Excerpts from a layout annotation set
*-*-*
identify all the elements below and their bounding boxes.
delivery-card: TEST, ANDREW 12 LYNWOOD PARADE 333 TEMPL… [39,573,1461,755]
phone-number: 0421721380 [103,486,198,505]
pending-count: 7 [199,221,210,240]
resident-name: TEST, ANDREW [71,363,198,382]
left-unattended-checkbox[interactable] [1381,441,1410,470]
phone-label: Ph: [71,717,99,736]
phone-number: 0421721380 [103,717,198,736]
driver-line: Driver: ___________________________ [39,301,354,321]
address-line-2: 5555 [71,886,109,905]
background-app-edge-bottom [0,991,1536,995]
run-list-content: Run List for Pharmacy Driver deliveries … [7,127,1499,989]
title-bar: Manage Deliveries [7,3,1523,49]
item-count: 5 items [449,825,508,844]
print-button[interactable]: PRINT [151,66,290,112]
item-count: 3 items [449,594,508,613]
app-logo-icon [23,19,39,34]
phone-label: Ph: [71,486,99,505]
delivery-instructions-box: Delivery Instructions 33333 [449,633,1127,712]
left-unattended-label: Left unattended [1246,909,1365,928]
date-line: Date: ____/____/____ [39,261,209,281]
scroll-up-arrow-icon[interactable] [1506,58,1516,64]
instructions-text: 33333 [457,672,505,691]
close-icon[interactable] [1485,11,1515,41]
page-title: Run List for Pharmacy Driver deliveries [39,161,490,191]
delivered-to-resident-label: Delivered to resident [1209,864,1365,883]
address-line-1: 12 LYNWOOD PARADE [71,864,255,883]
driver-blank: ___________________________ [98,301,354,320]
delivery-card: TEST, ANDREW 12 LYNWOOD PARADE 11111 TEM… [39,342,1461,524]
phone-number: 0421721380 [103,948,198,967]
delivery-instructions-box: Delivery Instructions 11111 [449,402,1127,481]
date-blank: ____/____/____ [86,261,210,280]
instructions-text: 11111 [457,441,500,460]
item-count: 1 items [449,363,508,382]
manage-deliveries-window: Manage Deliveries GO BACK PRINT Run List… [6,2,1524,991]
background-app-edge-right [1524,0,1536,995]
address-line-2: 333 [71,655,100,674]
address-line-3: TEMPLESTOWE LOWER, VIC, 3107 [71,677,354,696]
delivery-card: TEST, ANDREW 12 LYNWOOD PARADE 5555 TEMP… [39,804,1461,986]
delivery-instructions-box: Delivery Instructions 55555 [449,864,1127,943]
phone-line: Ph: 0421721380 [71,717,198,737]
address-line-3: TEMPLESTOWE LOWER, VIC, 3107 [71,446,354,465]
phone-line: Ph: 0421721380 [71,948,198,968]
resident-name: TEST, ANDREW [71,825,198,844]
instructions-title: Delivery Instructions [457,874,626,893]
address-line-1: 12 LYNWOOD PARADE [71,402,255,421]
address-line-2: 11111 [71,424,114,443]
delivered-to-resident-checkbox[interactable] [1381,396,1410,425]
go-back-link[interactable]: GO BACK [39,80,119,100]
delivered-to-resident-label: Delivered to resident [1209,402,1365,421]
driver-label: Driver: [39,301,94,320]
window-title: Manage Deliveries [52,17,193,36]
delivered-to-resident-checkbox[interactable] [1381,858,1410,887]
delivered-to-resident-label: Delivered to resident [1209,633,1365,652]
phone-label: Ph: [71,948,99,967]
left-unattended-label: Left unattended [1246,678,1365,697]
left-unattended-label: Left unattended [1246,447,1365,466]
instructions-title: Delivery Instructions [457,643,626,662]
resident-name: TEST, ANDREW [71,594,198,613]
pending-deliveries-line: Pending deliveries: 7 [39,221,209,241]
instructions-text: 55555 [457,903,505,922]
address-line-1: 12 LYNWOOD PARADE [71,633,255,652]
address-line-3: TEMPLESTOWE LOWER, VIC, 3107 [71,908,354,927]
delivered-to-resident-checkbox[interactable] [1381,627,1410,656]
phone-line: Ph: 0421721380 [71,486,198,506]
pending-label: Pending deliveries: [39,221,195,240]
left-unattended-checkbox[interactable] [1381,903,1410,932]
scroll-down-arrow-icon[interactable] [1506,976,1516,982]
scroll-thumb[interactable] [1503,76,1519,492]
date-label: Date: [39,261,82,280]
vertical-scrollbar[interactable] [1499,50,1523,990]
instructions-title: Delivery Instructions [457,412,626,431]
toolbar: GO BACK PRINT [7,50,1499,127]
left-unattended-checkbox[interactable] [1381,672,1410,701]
*-*-*
Aim of the task: Rewrite the listing above in full, replacing "TEMPLESTOWE LOWER" with "DONCASTER EAST" wherever it occurs and leaving every other part unchanged.

Result for this exercise:
identify all the elements below and their bounding boxes.
delivery-card: TEST, ANDREW 12 LYNWOOD PARADE 333 TEMPL… [39,573,1461,755]
phone-number: 0421721380 [103,486,198,505]
pending-count: 7 [199,221,210,240]
resident-name: TEST, ANDREW [71,363,198,382]
left-unattended-checkbox[interactable] [1381,441,1410,470]
phone-label: Ph: [71,717,99,736]
phone-number: 0421721380 [103,717,198,736]
driver-line: Driver: ___________________________ [39,301,354,321]
address-line-2: 5555 [71,886,109,905]
background-app-edge-bottom [0,991,1536,995]
run-list-content: Run List for Pharmacy Driver deliveries … [7,127,1499,989]
title-bar: Manage Deliveries [7,3,1523,49]
item-count: 5 items [449,825,508,844]
print-button[interactable]: PRINT [151,66,290,112]
item-count: 3 items [449,594,508,613]
app-logo-icon [23,19,39,34]
phone-label: Ph: [71,486,99,505]
delivery-instructions-box: Delivery Instructions 33333 [449,633,1127,712]
left-unattended-label: Left unattended [1246,909,1365,928]
date-line: Date: ____/____/____ [39,261,209,281]
scroll-up-arrow-icon[interactable] [1506,58,1516,64]
instructions-text: 33333 [457,672,505,691]
close-icon[interactable] [1485,11,1515,41]
page-title: Run List for Pharmacy Driver deliveries [39,161,490,191]
delivered-to-resident-label: Delivered to resident [1209,864,1365,883]
address-line-1: 12 LYNWOOD PARADE [71,864,255,883]
driver-blank: ___________________________ [98,301,354,320]
delivery-card: TEST, ANDREW 12 LYNWOOD PARADE 11111 TEM… [39,342,1461,524]
phone-number: 0421721380 [103,948,198,967]
delivery-instructions-box: Delivery Instructions 11111 [449,402,1127,481]
date-blank: ____/____/____ [86,261,210,280]
instructions-text: 11111 [457,441,500,460]
item-count: 1 items [449,363,508,382]
manage-deliveries-window: Manage Deliveries GO BACK PRINT Run List… [6,2,1524,991]
background-app-edge-right [1524,0,1536,995]
address-line-2: 333 [71,655,100,674]
address-line-3: DONCASTER EAST, VIC, 3107 [71,677,354,696]
delivery-card: TEST, ANDREW 12 LYNWOOD PARADE 5555 TEMP… [39,804,1461,986]
delivery-instructions-box: Delivery Instructions 55555 [449,864,1127,943]
phone-line: Ph: 0421721380 [71,717,198,737]
address-line-3: DONCASTER EAST, VIC, 3107 [71,446,354,465]
phone-line: Ph: 0421721380 [71,948,198,968]
resident-name: TEST, ANDREW [71,825,198,844]
instructions-title: Delivery Instructions [457,874,626,893]
address-line-1: 12 LYNWOOD PARADE [71,402,255,421]
address-line-2: 11111 [71,424,114,443]
delivered-to-resident-checkbox[interactable] [1381,396,1410,425]
go-back-link[interactable]: GO BACK [39,80,119,100]
delivered-to-resident-label: Delivered to resident [1209,402,1365,421]
driver-label: Driver: [39,301,94,320]
window-title: Manage Deliveries [52,17,193,36]
delivered-to-resident-checkbox[interactable] [1381,858,1410,887]
delivered-to-resident-label: Delivered to resident [1209,633,1365,652]
phone-label: Ph: [71,948,99,967]
left-unattended-label: Left unattended [1246,678,1365,697]
left-unattended-label: Left unattended [1246,447,1365,466]
instructions-title: Delivery Instructions [457,643,626,662]
resident-name: TEST, ANDREW [71,594,198,613]
pending-deliveries-line: Pending deliveries: 7 [39,221,209,241]
instructions-text: 55555 [457,903,505,922]
address-line-1: 12 LYNWOOD PARADE [71,633,255,652]
address-line-3: DONCASTER EAST, VIC, 3107 [71,908,354,927]
delivered-to-resident-checkbox[interactable] [1381,627,1410,656]
phone-line: Ph: 0421721380 [71,486,198,506]
pending-label: Pending deliveries: [39,221,195,240]
left-unattended-checkbox[interactable] [1381,903,1410,932]
scroll-down-arrow-icon[interactable] [1506,976,1516,982]
scroll-thumb[interactable] [1503,76,1519,492]
date-label: Date: [39,261,82,280]
vertical-scrollbar[interactable] [1499,50,1523,990]
instructions-title: Delivery Instructions [457,412,626,431]
toolbar: GO BACK PRINT [7,50,1499,127]
left-unattended-checkbox[interactable] [1381,672,1410,701]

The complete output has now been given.